> **Document passage**:

When it comes to classic and traditional mysteries, the old manor house in a remote part of England is a classic of the genre: isolated, often impoverished, and filled with suspicious characters. It’s easy to picture Sherlock Holmes or Hercule Poirot unmasking a murderer in the parlor, surrounded by suspects.
In fact, English manors, villages, cities, and boarding schools are fodder for many a modern mystery, with present-day British authors having just as much with the settings as their historical counterparts.
But British authors aren’t the only ones who love a creepy moor or crumbling manor house. Authors writing whodunits from the United States seem just as likely to choose British locations for their mysteries, even if the closest they’ve ever been to those spots is rereading every Miss Marple mystery a dozen times.
Why is it that so many American crime writers love British manors—or villages, or cities, or boarding schools—so much?
The Influence of the Classics
Many modern crime writers were first exposed to the genre through the classics from the Golden Age of detective fiction—that period between the two World Wars when British crime novels exploded in popularity. Agatha Christie, Dorothy L. Sayers, Anthony Berkeley, Margery Allingham, and many more British authors whose crime fiction laid the groundwork for the modern crime genre.
Certainly there were many mystery authors at the time who weren’t British. Ngaio Marsh was a New Zealander, and the authors behind Ellery Queen were American. (Though Ngaio Marsh herself wrote about the very British Chief Inspector Allyn.) And some American writers, like Raymond Chandler, went for a pulpier, more hard-boiled style than what we think of as the traditional mysteries of the time.
But the classics of the genre that are still wildly popular today were mostly written by the British writers of the era, particularly the Queens of Crime. They set the style and conventions for traditional and fair play mysteries. That style is still influential today.
And the modern mystery writers who, like me, grew up watching Masterpiece Mysteries on PBS with their parents before starting to read in the genre? Well, we were all watching adaptations starring Poirot and Miss Marple, set in various British manors and villages with shockingly high body counts.
The British setting feels like a natural fit for so many modern American authors writing traditional or historic. In many ways, the genre was created there. When we start imaging out our stories, we gravitate towards those same, familiar manors and villages dotting the British countryside.
Confronting the Past
Often, as we plot out our murders and reveals, we wander into the past to do it. Many of the genre’s most famous sleuths, from Sherlock Holmes to Phryne Fisher, live a hundred or more years ago. It’s fits the genre of a traditional mystery to gravitate towards settings and characters in the past.

> **Visual layout annotation data**:
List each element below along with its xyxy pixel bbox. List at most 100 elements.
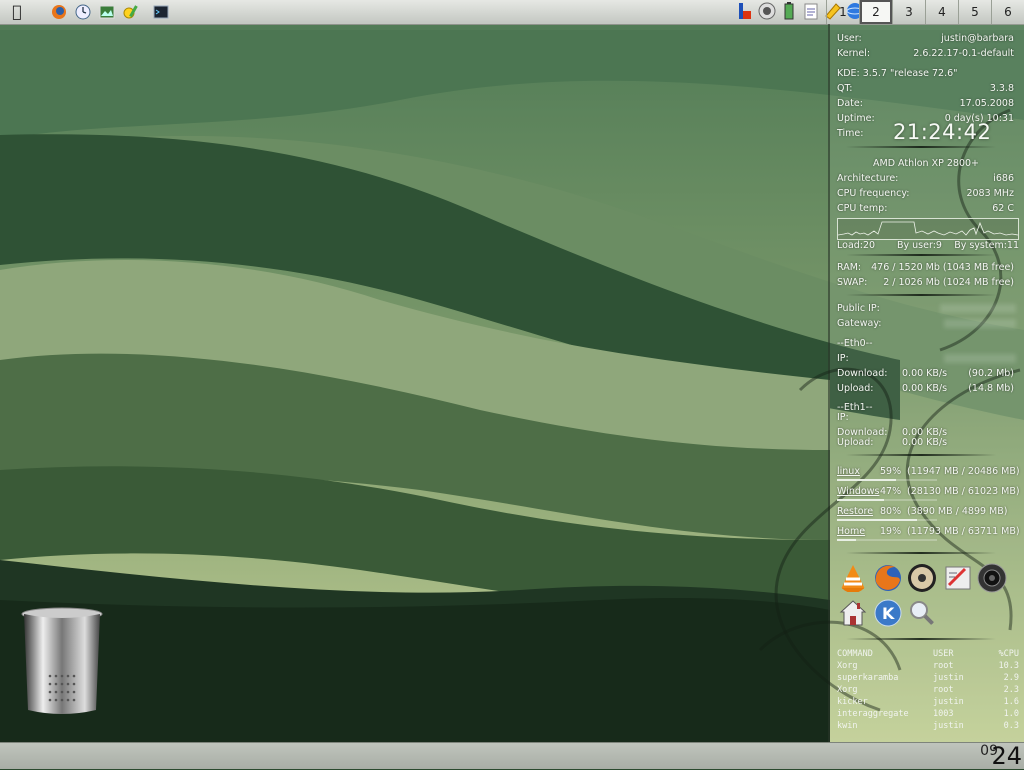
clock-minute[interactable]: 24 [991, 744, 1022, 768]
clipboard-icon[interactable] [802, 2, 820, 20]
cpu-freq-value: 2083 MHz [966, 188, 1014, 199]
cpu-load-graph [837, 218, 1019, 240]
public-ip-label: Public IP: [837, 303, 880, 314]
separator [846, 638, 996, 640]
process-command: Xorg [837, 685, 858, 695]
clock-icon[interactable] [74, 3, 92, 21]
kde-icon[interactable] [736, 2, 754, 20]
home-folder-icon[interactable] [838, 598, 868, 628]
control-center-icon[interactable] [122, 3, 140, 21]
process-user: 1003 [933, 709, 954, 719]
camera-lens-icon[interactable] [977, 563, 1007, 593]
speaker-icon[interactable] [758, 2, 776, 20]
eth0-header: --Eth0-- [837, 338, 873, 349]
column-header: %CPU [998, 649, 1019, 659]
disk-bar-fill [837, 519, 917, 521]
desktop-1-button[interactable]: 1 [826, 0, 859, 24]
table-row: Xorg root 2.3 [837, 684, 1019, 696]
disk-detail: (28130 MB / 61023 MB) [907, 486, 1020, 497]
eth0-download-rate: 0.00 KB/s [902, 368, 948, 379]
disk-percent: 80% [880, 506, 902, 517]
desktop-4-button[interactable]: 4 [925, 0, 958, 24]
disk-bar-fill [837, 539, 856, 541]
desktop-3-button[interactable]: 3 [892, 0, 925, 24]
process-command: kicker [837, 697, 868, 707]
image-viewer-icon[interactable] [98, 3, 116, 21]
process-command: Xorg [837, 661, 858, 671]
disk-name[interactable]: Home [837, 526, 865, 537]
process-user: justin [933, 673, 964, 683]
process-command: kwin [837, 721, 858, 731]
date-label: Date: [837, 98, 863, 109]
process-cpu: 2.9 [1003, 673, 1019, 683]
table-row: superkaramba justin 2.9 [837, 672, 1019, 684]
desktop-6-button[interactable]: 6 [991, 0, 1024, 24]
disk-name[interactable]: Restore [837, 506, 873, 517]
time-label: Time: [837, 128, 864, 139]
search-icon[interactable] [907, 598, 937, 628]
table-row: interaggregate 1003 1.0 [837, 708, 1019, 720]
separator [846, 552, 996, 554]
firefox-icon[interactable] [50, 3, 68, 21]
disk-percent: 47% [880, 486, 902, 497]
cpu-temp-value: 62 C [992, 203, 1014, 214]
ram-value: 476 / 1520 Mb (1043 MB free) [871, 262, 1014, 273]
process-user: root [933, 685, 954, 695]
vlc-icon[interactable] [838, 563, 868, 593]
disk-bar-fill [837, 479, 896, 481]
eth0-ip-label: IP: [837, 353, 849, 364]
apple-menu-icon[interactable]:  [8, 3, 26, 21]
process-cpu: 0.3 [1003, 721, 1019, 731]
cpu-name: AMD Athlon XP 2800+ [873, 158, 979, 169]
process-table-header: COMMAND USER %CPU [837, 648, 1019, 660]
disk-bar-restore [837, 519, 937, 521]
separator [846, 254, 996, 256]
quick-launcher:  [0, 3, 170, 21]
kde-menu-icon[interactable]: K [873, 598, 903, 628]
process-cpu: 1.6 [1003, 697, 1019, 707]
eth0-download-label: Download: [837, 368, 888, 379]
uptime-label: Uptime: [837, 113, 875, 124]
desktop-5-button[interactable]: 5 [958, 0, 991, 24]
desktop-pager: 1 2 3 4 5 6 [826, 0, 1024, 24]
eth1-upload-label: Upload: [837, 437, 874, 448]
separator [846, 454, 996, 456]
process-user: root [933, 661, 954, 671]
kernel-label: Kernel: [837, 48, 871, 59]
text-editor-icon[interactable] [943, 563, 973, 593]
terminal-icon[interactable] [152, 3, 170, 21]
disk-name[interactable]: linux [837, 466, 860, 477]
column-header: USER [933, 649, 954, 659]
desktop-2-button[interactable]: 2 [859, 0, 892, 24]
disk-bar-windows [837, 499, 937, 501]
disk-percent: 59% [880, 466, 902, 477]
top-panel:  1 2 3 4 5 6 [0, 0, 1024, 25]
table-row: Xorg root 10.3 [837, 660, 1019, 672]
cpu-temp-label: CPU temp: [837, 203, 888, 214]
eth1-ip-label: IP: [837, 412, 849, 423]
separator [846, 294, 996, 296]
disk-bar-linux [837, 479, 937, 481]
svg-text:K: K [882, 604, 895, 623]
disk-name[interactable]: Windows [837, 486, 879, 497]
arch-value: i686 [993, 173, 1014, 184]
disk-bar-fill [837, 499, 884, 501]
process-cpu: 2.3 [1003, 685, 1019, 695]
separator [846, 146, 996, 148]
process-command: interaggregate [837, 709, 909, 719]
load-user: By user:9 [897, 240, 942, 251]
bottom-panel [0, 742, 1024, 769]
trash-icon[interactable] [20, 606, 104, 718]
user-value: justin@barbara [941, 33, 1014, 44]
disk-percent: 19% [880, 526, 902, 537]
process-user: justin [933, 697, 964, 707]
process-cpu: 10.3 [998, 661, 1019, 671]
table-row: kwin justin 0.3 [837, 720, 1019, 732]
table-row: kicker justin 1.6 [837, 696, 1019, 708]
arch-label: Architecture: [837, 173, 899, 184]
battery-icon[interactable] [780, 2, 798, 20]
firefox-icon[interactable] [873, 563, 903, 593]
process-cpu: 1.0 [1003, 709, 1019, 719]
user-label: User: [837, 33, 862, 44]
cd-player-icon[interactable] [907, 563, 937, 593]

--

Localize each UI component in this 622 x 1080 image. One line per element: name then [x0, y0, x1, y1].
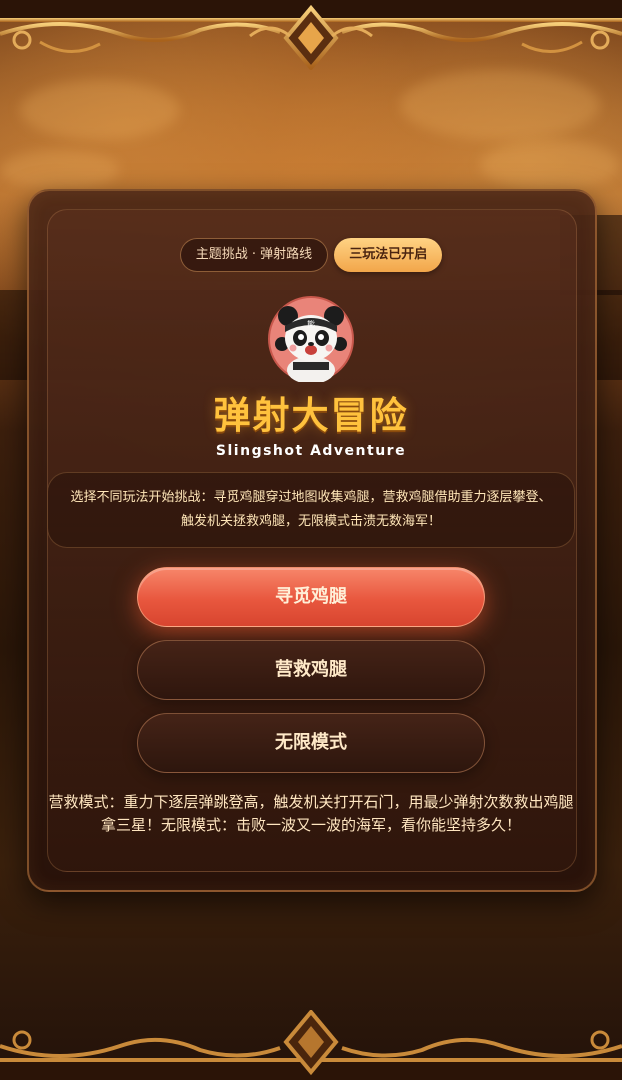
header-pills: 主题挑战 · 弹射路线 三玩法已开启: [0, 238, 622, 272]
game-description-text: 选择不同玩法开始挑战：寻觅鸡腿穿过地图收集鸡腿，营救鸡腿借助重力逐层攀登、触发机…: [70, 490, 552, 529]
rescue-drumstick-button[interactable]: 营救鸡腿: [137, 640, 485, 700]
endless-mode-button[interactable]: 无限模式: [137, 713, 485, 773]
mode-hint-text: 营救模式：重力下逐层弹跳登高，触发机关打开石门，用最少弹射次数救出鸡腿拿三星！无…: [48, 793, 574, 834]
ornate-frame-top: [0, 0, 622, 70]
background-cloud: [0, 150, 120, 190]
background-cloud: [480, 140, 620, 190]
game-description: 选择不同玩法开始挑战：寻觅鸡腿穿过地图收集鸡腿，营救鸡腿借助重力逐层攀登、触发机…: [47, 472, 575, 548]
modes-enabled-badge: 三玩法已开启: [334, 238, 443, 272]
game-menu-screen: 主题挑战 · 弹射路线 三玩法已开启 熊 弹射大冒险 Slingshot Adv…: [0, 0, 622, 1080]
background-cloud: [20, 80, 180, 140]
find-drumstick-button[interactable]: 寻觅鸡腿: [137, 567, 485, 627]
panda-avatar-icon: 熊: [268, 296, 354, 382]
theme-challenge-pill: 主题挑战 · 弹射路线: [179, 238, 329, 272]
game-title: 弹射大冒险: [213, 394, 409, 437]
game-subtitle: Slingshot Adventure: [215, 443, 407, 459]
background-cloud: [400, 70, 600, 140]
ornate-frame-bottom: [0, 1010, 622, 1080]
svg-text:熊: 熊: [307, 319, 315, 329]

> **Required work**:
1) Answer these about the piece on British mystery settings:
(a) What nationality was Ngaio Marsh?
(b) What program did the writer watch with their parents while growing up?
(c) Which two sleuths are named as living a hundred or more years ago?
2) Please carry on the piece on British mystery settings from the point where it stops.

> **Answers per task**:
1)
(a) She was a New Zealander.
(b) Masterpiece Mysteries on PBS.
(c) Sherlock Holmes and Phryne Fisher.

2)
But writing in the past is tricky. If American writers set their books in the United States, they have to confront America’s past. Without realizing it, a lot of us shy away from that.
I ran into this head on with my own first series. I had set it in Regency-era London. It was the first place I pictured my characters living, and a natural fit for the story I wanted to tell.
But it wasn’t until someone asked me why I hadn’t set it in the States that I started thinking about what that would entail.
If I had set it in, for example, Washington, D.C. in 1815 instead of London, I would have had to tackle the issue of slavery in America head on. I was instantly relieved that I ended up in London instead.
I hadn’t hesitated to bring up issues of racism, classism, and feminism in the Regency era. But the thought of addressing those same problems in my own country’s history was far more daunting. It wasn’t until I started my second series that I had the courage to do it.
There are many crime writers out there creating stories that are deeply insightful on issues ranging from the role of women to the way immigrants are treated. That’s one of the best things about genre fiction: it lets you talk about tough issues through the lens of a mystery, or the lens of the past, while still producing a fast-paced, engrossing story that keeps readers hooked as they try to stay one step ahead of your sleuth.
But confronting those things in your own history is often ugly, difficult work. It’s much easier, after all, to point out someone else’s flaws than to admit your own.
At the same time, that distance can sometimes allow us to say things that might otherwise come across as pedantic or preachy. There’s enough common ground there that we see ourselves in the characters and their history. And that can produce some very thoughtful moments for both readers and writers, even while our main focus is on discovering whodunit.
Familiar and Foreign
That common ground plays into the final reason that there are, I think, so many American writers happily writing British mysteries. And it’s because that familiarity is very real—and also very misleading.
Britain, after all, isn’t the United States. And the American writers producing so many British murder mysteries may or may not have ever been to the places they’re writing about. (I’ll admit I’ve been to some, but not all.)
In many ways, setting a mystery in Great Britain, whether in the past or present, is the perfect blend of what feels familiar and what is actually foreign.
British villages aren’t really like American suburbs or small towns when you get down to it — not in the present and not in the past. Those old manor houses are far from the everyday lives of both American writers and readers. (They are also absent from the lives of most modern Brits, of course.)
And when you have the chance to throw in a titled character or two, modern or historical, real or fictional? That’s icing on the cake of the excitingly foreign. A lot of Americans are still fascinated by British aristocracy and titles because they aren’t part of the American experience. Just look at the continued coverage the British royal family receives in the American press, or the success of shows like Downton Abbey.
But at the same time, there is enough overlap in both history and culture between Great Britain and the U.S. that those manor houses and villages feel accessible. We understand why the people there behave the way they do. We have a sense of what their social expectations might be. We know how their families relate to each other, how their work is carried out.
A mystery novel set in the U.K., whether past or present, is foreign enough to be exciting. And at the same time just familiar enough that both writers and readers can comfortably imagine themselves there—a big help when you’re trying to put together the clues before the sleuth does.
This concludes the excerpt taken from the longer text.